----- RAW RECORDS -----
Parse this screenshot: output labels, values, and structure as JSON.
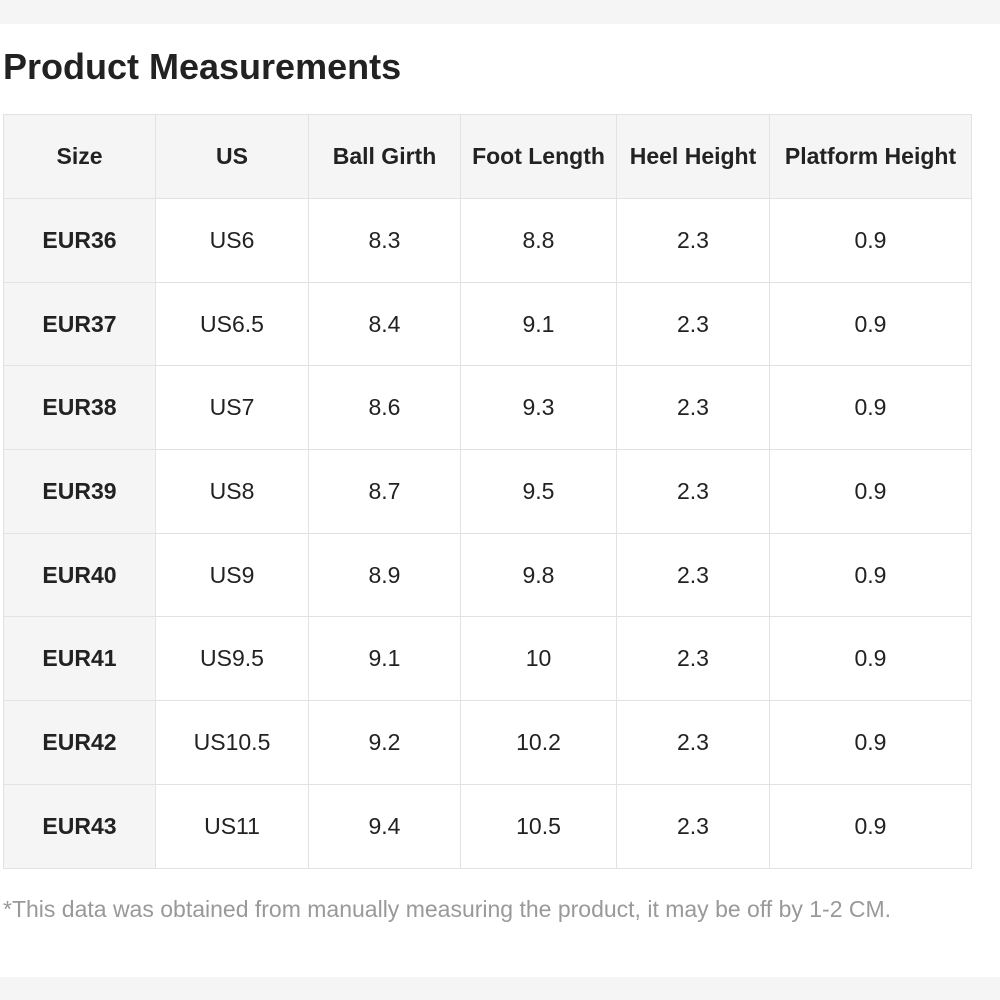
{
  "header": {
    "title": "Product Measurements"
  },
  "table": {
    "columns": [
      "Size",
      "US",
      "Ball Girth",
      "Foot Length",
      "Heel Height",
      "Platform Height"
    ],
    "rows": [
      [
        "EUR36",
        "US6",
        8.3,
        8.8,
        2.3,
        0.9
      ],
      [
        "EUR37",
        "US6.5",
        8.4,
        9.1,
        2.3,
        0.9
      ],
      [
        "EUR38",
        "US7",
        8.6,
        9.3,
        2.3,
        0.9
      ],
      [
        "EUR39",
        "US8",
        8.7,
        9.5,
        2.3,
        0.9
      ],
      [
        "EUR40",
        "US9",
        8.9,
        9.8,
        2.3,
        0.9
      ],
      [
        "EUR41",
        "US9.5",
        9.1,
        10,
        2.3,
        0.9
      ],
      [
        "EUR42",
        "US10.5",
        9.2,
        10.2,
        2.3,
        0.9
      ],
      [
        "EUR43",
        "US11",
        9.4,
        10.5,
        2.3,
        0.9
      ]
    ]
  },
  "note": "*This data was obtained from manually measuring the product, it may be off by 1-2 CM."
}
-----
EXERCISE GOAL
Repeat the records above exactly, leaving out any pictures they contain.

SOLUTION
Parse this screenshot: output labels, values, and structure as JSON.
{
  "header": {
    "title": "Product Measurements"
  },
  "table": {
    "columns": [
      "Size",
      "US",
      "Ball Girth",
      "Foot Length",
      "Heel Height",
      "Platform Height"
    ],
    "rows": [
      [
        "EUR36",
        "US6",
        8.3,
        8.8,
        2.3,
        0.9
      ],
      [
        "EUR37",
        "US6.5",
        8.4,
        9.1,
        2.3,
        0.9
      ],
      [
        "EUR38",
        "US7",
        8.6,
        9.3,
        2.3,
        0.9
      ],
      [
        "EUR39",
        "US8",
        8.7,
        9.5,
        2.3,
        0.9
      ],
      [
        "EUR40",
        "US9",
        8.9,
        9.8,
        2.3,
        0.9
      ],
      [
        "EUR41",
        "US9.5",
        9.1,
        10,
        2.3,
        0.9
      ],
      [
        "EUR42",
        "US10.5",
        9.2,
        10.2,
        2.3,
        0.9
      ],
      [
        "EUR43",
        "US11",
        9.4,
        10.5,
        2.3,
        0.9
      ]
    ]
  },
  "note": "*This data was obtained from manually measuring the product, it may be off by 1-2 CM."
}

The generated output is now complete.